## Task:
Make an exact copy of all the records.

============

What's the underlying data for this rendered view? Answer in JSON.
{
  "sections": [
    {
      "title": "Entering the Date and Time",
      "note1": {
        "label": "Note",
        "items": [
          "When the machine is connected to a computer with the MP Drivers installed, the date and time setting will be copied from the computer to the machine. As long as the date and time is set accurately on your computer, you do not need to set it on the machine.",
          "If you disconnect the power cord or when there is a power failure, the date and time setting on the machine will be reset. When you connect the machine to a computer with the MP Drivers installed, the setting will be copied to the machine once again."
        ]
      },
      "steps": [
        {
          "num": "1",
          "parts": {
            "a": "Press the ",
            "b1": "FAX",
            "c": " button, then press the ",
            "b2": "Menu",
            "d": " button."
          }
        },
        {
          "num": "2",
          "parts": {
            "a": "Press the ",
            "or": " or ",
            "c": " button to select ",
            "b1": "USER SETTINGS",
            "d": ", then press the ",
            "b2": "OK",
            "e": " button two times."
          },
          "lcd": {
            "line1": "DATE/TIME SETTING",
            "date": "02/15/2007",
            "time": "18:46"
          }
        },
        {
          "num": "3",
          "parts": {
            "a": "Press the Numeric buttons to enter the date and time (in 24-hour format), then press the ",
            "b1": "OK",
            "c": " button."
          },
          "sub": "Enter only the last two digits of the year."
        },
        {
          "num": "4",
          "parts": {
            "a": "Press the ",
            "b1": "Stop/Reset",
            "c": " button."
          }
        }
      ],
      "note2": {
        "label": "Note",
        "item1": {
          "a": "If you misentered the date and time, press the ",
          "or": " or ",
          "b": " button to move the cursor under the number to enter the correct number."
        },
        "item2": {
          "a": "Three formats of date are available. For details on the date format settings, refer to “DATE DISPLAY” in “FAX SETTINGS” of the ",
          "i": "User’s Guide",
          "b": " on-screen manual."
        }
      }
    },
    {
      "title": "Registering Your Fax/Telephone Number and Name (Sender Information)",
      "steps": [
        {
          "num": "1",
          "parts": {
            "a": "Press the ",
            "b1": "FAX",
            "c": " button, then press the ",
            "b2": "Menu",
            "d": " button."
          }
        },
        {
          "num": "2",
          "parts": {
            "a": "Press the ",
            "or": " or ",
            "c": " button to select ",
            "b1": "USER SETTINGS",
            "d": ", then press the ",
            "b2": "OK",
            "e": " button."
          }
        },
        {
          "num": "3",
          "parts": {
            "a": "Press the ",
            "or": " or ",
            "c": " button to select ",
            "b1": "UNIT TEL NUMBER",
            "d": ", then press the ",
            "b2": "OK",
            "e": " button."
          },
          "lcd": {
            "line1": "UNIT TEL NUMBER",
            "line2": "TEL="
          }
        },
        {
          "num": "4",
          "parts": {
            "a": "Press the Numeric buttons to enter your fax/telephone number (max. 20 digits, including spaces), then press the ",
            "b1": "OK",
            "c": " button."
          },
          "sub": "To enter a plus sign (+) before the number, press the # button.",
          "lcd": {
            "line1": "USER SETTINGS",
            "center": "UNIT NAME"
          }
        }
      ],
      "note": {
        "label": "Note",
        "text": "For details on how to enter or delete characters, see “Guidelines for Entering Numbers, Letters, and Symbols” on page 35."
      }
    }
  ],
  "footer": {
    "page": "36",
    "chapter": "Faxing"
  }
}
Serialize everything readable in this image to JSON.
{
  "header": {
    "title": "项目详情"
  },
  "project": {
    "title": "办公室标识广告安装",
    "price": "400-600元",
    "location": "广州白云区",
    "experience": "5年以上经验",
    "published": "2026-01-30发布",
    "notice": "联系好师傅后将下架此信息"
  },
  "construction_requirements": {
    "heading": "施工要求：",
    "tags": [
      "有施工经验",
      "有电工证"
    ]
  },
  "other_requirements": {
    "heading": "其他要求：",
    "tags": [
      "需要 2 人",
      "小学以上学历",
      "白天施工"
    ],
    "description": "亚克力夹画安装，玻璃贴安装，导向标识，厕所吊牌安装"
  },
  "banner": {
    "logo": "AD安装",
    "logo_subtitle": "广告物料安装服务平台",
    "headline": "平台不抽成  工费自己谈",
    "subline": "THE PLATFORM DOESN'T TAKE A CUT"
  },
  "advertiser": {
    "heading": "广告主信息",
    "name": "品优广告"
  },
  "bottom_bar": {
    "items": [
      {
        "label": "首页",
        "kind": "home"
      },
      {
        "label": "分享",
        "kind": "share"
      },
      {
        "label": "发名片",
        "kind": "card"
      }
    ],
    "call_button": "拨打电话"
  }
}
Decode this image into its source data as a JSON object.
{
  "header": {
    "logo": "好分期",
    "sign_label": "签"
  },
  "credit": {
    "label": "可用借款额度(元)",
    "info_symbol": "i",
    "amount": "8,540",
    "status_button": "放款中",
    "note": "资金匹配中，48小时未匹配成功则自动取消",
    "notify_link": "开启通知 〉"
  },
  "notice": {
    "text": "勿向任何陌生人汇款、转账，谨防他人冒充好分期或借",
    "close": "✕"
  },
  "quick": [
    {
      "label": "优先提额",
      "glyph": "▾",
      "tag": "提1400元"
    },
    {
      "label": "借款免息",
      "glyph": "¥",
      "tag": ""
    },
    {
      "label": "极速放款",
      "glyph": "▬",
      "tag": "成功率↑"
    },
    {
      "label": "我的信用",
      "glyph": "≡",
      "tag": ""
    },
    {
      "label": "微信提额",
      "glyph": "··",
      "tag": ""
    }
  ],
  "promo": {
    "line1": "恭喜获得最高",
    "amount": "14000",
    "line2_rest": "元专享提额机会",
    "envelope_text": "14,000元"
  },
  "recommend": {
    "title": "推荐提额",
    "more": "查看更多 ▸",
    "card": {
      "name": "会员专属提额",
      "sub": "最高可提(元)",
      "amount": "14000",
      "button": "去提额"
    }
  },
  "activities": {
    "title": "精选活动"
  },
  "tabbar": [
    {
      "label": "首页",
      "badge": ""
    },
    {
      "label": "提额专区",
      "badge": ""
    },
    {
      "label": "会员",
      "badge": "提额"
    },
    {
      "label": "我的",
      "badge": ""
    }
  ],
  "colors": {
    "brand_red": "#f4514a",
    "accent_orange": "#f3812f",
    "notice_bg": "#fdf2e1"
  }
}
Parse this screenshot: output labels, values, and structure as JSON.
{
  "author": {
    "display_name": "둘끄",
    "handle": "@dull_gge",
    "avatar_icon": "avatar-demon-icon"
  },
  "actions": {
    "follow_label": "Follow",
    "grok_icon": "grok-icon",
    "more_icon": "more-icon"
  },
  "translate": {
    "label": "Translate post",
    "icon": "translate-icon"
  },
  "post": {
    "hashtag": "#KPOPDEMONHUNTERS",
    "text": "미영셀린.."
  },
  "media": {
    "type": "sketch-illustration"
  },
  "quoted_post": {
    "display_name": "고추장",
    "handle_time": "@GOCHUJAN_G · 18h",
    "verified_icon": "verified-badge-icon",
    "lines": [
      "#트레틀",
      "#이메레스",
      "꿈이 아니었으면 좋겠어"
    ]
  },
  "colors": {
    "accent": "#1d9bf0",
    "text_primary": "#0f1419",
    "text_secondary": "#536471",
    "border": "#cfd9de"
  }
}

============

## Expected answer:
What's the underlying data for this rendered view? Answer in JSON.
{
  "sections": [
    {
      "title": "Entering the Date and Time",
      "note1": {
        "label": "Note",
        "items": [
          "When the machine is connected to a computer with the MP Drivers installed, the date and time setting will be copied from the computer to the machine. As long as the date and time is set accurately on your computer, you do not need to set it on the machine.",
          "If you disconnect the power cord or when there is a power failure, the date and time setting on the machine will be reset. When you connect the machine to a computer with the MP Drivers installed, the setting will be copied to the machine once again."
        ]
      },
      "steps": [
        {
          "num": "1",
          "parts": {
            "a": "Press the ",
            "b1": "FAX",
            "c": " button, then press the ",
            "b2": "Menu",
            "d": " button."
          }
        },
        {
          "num": "2",
          "parts": {
            "a": "Press the ",
            "or": " or ",
            "c": " button to select ",
            "b1": "USER SETTINGS",
            "d": ", then press the ",
            "b2": "OK",
            "e": " button two times."
          },
          "lcd": {
            "line1": "DATE/TIME SETTING",
            "date": "02/15/2007",
            "time": "18:46"
          }
        },
        {
          "num": "3",
          "parts": {
            "a": "Press the Numeric buttons to enter the date and time (in 24-hour format), then press the ",
            "b1": "OK",
            "c": " button."
          },
          "sub": "Enter only the last two digits of the year."
        },
        {
          "num": "4",
          "parts": {
            "a": "Press the ",
            "b1": "Stop/Reset",
            "c": " button."
          }
        }
      ],
      "note2": {
        "label": "Note",
        "item1": {
          "a": "If you misentered the date and time, press the ",
          "or": " or ",
          "b": " button to move the cursor under the number to enter the correct number."
        },
        "item2": {
          "a": "Three formats of date are available. For details on the date format settings, refer to “DATE DISPLAY” in “FAX SETTINGS” of the ",
          "i": "User’s Guide",
          "b": " on-screen manual."
        }
      }
    },
    {
      "title": "Registering Your Fax/Telephone Number and Name (Sender Information)",
      "steps": [
        {
          "num": "1",
          "parts": {
            "a": "Press the ",
            "b1": "FAX",
            "c": " button, then press the ",
            "b2": "Menu",
            "d": " button."
          }
        },
        {
          "num": "2",
          "parts": {
            "a": "Press the ",
            "or": " or ",
            "c": " button to select ",
            "b1": "USER SETTINGS",
            "d": ", then press the ",
            "b2": "OK",
            "e": " button."
          }
        },
        {
          "num": "3",
          "parts": {
            "a": "Press the ",
            "or": " or ",
            "c": " button to select ",
            "b1": "UNIT TEL NUMBER",
            "d": ", then press the ",
            "b2": "OK",
            "e": " button."
          },
          "lcd": {
            "line1": "UNIT TEL NUMBER",
            "line2": "TEL="
          }
        },
        {
          "num": "4",
          "parts": {
            "a": "Press the Numeric buttons to enter your fax/telephone number (max. 20 digits, including spaces), then press the ",
            "b1": "OK",
            "c": " button."
          },
          "sub": "To enter a plus sign (+) before the number, press the # button.",
          "lcd": {
            "line1": "USER SETTINGS",
            "center": "UNIT NAME"
          }
        }
      ],
      "note": {
        "label": "Note",
        "text": "For details on how to enter or delete characters, see “Guidelines for Entering Numbers, Letters, and Symbols” on page 35."
      }
    }
  ],
  "footer": {
    "page": "36",
    "chapter": "Faxing"
  }
}
Serialize everything readable in this image to JSON.
{
  "header": {
    "title": "项目详情"
  },
  "project": {
    "title": "办公室标识广告安装",
    "price": "400-600元",
    "location": "广州白云区",
    "experience": "5年以上经验",
    "published": "2026-01-30发布",
    "notice": "联系好师傅后将下架此信息"
  },
  "construction_requirements": {
    "heading": "施工要求：",
    "tags": [
      "有施工经验",
      "有电工证"
    ]
  },
  "other_requirements": {
    "heading": "其他要求：",
    "tags": [
      "需要 2 人",
      "小学以上学历",
      "白天施工"
    ],
    "description": "亚克力夹画安装，玻璃贴安装，导向标识，厕所吊牌安装"
  },
  "banner": {
    "logo": "AD安装",
    "logo_subtitle": "广告物料安装服务平台",
    "headline": "平台不抽成  工费自己谈",
    "subline": "THE PLATFORM DOESN'T TAKE A CUT"
  },
  "advertiser": {
    "heading": "广告主信息",
    "name": "品优广告"
  },
  "bottom_bar": {
    "items": [
      {
        "label": "首页",
        "kind": "home"
      },
      {
        "label": "分享",
        "kind": "share"
      },
      {
        "label": "发名片",
        "kind": "card"
      }
    ],
    "call_button": "拨打电话"
  }
}
Decode this image into its source data as a JSON object.
{
  "header": {
    "logo": "好分期",
    "sign_label": "签"
  },
  "credit": {
    "label": "可用借款额度(元)",
    "info_symbol": "i",
    "amount": "8,540",
    "status_button": "放款中",
    "note": "资金匹配中，48小时未匹配成功则自动取消",
    "notify_link": "开启通知 〉"
  },
  "notice": {
    "text": "勿向任何陌生人汇款、转账，谨防他人冒充好分期或借",
    "close": "✕"
  },
  "quick": [
    {
      "label": "优先提额",
      "glyph": "▾",
      "tag": "提1400元"
    },
    {
      "label": "借款免息",
      "glyph": "¥",
      "tag": ""
    },
    {
      "label": "极速放款",
      "glyph": "▬",
      "tag": "成功率↑"
    },
    {
      "label": "我的信用",
      "glyph": "≡",
      "tag": ""
    },
    {
      "label": "微信提额",
      "glyph": "··",
      "tag": ""
    }
  ],
  "promo": {
    "line1": "恭喜获得最高",
    "amount": "14000",
    "line2_rest": "元专享提额机会",
    "envelope_text": "14,000元"
  },
  "recommend": {
    "title": "推荐提额",
    "more": "查看更多 ▸",
    "card": {
      "name": "会员专属提额",
      "sub": "最高可提(元)",
      "amount": "14000",
      "button": "去提额"
    }
  },
  "activities": {
    "title": "精选活动"
  },
  "tabbar": [
    {
      "label": "首页",
      "badge": ""
    },
    {
      "label": "提额专区",
      "badge": ""
    },
    {
      "label": "会员",
      "badge": "提额"
    },
    {
      "label": "我的",
      "badge": ""
    }
  ],
  "colors": {
    "brand_red": "#f4514a",
    "accent_orange": "#f3812f",
    "notice_bg": "#fdf2e1"
  }
}
Parse this screenshot: output labels, values, and structure as JSON.
{
  "author": {
    "display_name": "둘끄",
    "handle": "@dull_gge",
    "avatar_icon": "avatar-demon-icon"
  },
  "actions": {
    "follow_label": "Follow",
    "grok_icon": "grok-icon",
    "more_icon": "more-icon"
  },
  "translate": {
    "label": "Translate post",
    "icon": "translate-icon"
  },
  "post": {
    "hashtag": "#KPOPDEMONHUNTERS",
    "text": "미영셀린.."
  },
  "media": {
    "type": "sketch-illustration"
  },
  "quoted_post": {
    "display_name": "고추장",
    "handle_time": "@GOCHUJAN_G · 18h",
    "verified_icon": "verified-badge-icon",
    "lines": [
      "#트레틀",
      "#이메레스",
      "꿈이 아니었으면 좋겠어"
    ]
  },
  "colors": {
    "accent": "#1d9bf0",
    "text_primary": "#0f1419",
    "text_secondary": "#536471",
    "border": "#cfd9de"
  }
}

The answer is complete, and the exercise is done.